◆ WRITTEN INSTRUCTION
Repeat each line of the material below exactly as it appears, minus any pictures.

◆ STORED DATA

══════

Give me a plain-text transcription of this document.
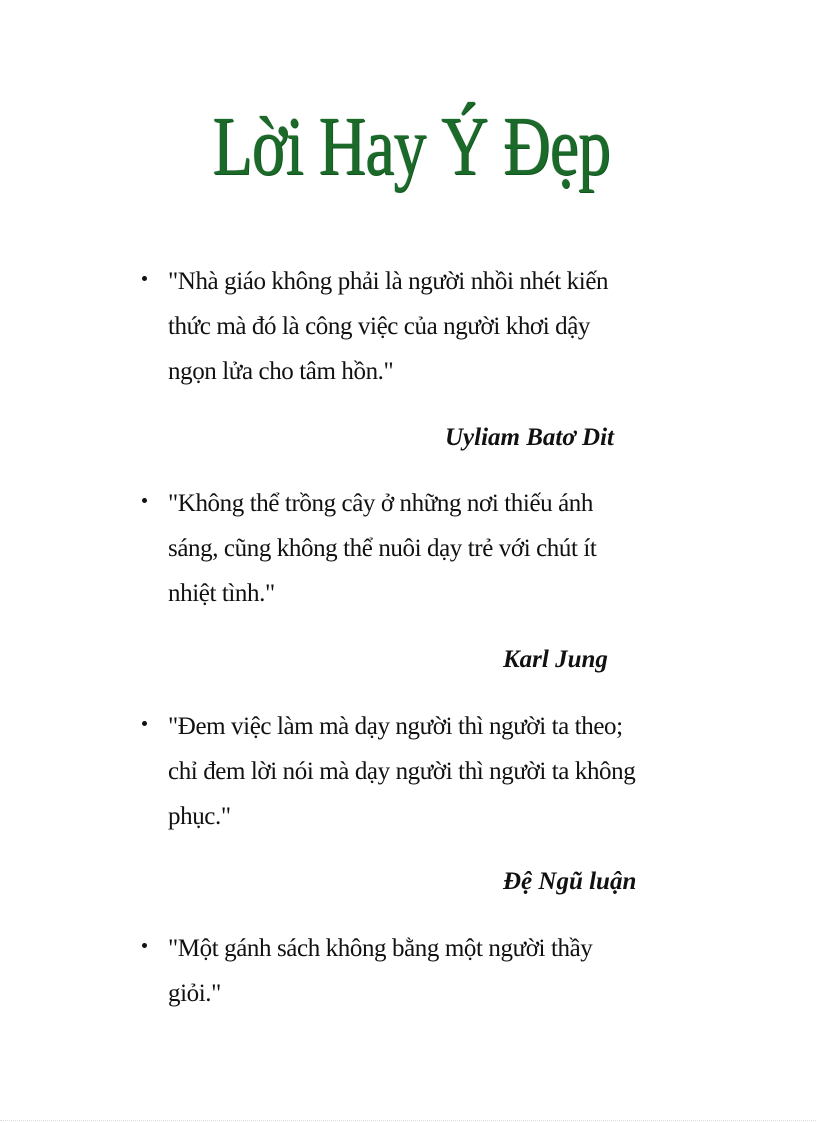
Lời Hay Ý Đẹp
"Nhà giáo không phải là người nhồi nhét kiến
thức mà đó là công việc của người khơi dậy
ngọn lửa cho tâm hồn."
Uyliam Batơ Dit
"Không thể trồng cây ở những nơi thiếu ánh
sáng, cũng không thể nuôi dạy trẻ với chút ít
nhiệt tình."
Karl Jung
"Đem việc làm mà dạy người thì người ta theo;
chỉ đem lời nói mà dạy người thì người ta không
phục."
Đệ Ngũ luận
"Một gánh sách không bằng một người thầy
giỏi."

══════

◆ RESULT OF THE TASK
Give me a plain-text transcription of this document.
Lời Hay Ý Đẹp
"Nhà giáo không phải là người nhồi nhét kiến
thức mà đó là công việc của người khơi dậy
ngọn lửa cho tâm hồn."
Uyliam Batơ Dit
"Không thể trồng cây ở những nơi thiếu ánh
sáng, cũng không thể nuôi dạy trẻ với chút ít
nhiệt tình."
Karl Jung
"Đem việc làm mà dạy người thì người ta theo;
chỉ đem lời nói mà dạy người thì người ta không
phục."
Đệ Ngũ luận
"Một gánh sách không bằng một người thầy
giỏi."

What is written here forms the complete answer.